TASK DIRECTIONS
Tally the lines below that contain the word "this", and give only that number.

MATERIAL TO PROCESS
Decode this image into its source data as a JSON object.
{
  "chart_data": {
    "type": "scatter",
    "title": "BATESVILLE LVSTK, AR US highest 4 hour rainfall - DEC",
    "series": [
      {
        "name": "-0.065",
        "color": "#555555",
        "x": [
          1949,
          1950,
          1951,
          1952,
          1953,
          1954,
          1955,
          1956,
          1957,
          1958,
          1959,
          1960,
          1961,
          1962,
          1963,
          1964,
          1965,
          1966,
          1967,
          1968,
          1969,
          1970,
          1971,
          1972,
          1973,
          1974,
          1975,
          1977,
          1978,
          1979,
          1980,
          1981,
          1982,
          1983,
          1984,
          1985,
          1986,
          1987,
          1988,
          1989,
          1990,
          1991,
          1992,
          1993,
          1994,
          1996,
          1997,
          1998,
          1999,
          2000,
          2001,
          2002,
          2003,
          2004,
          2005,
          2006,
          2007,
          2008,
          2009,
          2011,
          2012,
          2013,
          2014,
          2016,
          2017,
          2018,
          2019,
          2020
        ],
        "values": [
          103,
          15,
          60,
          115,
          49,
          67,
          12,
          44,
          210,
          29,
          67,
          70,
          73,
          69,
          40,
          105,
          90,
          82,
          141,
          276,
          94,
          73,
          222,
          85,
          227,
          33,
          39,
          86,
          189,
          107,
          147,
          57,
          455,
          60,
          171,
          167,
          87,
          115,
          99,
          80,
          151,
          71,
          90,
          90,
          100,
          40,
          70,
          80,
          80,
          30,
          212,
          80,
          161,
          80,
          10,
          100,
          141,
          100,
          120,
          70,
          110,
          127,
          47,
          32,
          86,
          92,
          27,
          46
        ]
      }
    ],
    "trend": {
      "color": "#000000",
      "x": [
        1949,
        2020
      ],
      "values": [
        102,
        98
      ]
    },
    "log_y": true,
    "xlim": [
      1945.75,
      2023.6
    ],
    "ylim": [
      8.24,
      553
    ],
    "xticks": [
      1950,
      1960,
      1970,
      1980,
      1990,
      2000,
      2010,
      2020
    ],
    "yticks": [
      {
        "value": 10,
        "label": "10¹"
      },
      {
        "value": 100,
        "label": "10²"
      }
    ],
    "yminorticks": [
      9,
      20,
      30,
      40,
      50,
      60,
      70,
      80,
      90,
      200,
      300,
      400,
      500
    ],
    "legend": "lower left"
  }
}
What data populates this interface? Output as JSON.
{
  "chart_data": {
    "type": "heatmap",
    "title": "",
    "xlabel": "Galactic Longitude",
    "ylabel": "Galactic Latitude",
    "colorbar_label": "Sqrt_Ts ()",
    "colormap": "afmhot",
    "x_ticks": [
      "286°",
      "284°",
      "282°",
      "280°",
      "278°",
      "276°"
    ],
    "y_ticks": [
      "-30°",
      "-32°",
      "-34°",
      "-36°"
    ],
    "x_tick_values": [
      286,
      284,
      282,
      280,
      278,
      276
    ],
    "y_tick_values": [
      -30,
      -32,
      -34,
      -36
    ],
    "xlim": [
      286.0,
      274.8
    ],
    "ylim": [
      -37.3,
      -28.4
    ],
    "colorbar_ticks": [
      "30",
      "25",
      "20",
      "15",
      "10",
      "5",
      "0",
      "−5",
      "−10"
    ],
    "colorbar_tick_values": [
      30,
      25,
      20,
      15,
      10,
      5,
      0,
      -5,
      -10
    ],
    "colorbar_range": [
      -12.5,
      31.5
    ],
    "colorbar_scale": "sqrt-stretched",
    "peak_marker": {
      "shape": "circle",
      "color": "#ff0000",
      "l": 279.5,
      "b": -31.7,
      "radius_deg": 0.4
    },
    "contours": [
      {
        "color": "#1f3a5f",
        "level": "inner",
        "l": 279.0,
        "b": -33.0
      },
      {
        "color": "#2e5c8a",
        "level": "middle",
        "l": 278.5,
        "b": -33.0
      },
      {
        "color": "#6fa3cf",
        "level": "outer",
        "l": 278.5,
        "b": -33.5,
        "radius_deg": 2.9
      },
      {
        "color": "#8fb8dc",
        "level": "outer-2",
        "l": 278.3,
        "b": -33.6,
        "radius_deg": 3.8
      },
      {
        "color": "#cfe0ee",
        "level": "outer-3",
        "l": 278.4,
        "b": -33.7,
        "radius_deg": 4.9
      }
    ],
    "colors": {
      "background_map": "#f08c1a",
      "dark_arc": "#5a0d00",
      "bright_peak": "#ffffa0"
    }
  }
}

SOLUTION TO THE EXERCISE
2